### What the task requires
Print each line of the listing once more, precisely as given.

### Data records
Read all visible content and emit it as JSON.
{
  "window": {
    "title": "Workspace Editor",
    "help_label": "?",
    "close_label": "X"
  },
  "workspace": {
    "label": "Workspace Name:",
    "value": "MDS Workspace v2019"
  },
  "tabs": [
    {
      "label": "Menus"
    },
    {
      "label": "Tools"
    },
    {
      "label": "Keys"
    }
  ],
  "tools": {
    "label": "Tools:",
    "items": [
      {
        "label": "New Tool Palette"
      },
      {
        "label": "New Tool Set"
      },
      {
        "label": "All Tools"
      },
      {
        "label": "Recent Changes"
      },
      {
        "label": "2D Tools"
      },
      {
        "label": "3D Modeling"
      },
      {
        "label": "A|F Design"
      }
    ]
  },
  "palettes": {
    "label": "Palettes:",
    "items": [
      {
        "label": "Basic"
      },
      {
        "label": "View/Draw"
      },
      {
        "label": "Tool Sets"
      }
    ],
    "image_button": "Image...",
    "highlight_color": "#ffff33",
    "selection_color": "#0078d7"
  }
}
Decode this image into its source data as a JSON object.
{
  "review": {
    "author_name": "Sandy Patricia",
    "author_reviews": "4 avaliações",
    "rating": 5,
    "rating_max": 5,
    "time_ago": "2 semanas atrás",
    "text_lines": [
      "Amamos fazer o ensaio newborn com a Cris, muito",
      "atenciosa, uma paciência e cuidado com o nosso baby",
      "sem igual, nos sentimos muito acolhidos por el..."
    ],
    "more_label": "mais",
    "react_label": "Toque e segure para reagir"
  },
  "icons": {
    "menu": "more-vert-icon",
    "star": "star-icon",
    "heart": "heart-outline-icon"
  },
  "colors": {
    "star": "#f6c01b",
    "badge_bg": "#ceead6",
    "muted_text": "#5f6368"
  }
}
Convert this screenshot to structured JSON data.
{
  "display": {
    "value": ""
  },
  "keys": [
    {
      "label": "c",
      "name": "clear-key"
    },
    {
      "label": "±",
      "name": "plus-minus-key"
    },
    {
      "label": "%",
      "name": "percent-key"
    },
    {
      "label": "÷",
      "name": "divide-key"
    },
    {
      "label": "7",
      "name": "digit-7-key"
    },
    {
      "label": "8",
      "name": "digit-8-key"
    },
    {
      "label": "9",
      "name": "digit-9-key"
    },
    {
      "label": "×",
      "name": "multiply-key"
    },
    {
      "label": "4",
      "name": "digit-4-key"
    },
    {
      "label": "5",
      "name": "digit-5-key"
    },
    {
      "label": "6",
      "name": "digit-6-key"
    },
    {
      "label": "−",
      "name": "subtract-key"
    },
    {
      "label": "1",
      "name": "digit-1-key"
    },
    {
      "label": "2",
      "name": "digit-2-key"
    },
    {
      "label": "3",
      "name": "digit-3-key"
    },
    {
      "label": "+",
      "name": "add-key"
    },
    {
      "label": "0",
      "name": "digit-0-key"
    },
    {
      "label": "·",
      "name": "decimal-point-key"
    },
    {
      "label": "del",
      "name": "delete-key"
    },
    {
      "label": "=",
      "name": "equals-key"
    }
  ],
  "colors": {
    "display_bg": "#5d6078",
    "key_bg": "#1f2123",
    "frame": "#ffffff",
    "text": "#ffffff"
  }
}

### Response to the task
Read all visible content and emit it as JSON.
{
  "window": {
    "title": "Workspace Editor",
    "help_label": "?",
    "close_label": "X"
  },
  "workspace": {
    "label": "Workspace Name:",
    "value": "MDS Workspace v2019"
  },
  "tabs": [
    {
      "label": "Menus"
    },
    {
      "label": "Tools"
    },
    {
      "label": "Keys"
    }
  ],
  "tools": {
    "label": "Tools:",
    "items": [
      {
        "label": "New Tool Palette"
      },
      {
        "label": "New Tool Set"
      },
      {
        "label": "All Tools"
      },
      {
        "label": "Recent Changes"
      },
      {
        "label": "2D Tools"
      },
      {
        "label": "3D Modeling"
      },
      {
        "label": "A|F Design"
      }
    ]
  },
  "palettes": {
    "label": "Palettes:",
    "items": [
      {
        "label": "Basic"
      },
      {
        "label": "View/Draw"
      },
      {
        "label": "Tool Sets"
      }
    ],
    "image_button": "Image...",
    "highlight_color": "#ffff33",
    "selection_color": "#0078d7"
  }
}
Decode this image into its source data as a JSON object.
{
  "review": {
    "author_name": "Sandy Patricia",
    "author_reviews": "4 avaliações",
    "rating": 5,
    "rating_max": 5,
    "time_ago": "2 semanas atrás",
    "text_lines": [
      "Amamos fazer o ensaio newborn com a Cris, muito",
      "atenciosa, uma paciência e cuidado com o nosso baby",
      "sem igual, nos sentimos muito acolhidos por el..."
    ],
    "more_label": "mais",
    "react_label": "Toque e segure para reagir"
  },
  "icons": {
    "menu": "more-vert-icon",
    "star": "star-icon",
    "heart": "heart-outline-icon"
  },
  "colors": {
    "star": "#f6c01b",
    "badge_bg": "#ceead6",
    "muted_text": "#5f6368"
  }
}
Convert this screenshot to structured JSON data.
{
  "display": {
    "value": ""
  },
  "keys": [
    {
      "label": "c",
      "name": "clear-key"
    },
    {
      "label": "±",
      "name": "plus-minus-key"
    },
    {
      "label": "%",
      "name": "percent-key"
    },
    {
      "label": "÷",
      "name": "divide-key"
    },
    {
      "label": "7",
      "name": "digit-7-key"
    },
    {
      "label": "8",
      "name": "digit-8-key"
    },
    {
      "label": "9",
      "name": "digit-9-key"
    },
    {
      "label": "×",
      "name": "multiply-key"
    },
    {
      "label": "4",
      "name": "digit-4-key"
    },
    {
      "label": "5",
      "name": "digit-5-key"
    },
    {
      "label": "6",
      "name": "digit-6-key"
    },
    {
      "label": "−",
      "name": "subtract-key"
    },
    {
      "label": "1",
      "name": "digit-1-key"
    },
    {
      "label": "2",
      "name": "digit-2-key"
    },
    {
      "label": "3",
      "name": "digit-3-key"
    },
    {
      "label": "+",
      "name": "add-key"
    },
    {
      "label": "0",
      "name": "digit-0-key"
    },
    {
      "label": "·",
      "name": "decimal-point-key"
    },
    {
      "label": "del",
      "name": "delete-key"
    },
    {
      "label": "=",
      "name": "equals-key"
    }
  ],
  "colors": {
    "display_bg": "#5d6078",
    "key_bg": "#1f2123",
    "frame": "#ffffff",
    "text": "#ffffff"
  }
}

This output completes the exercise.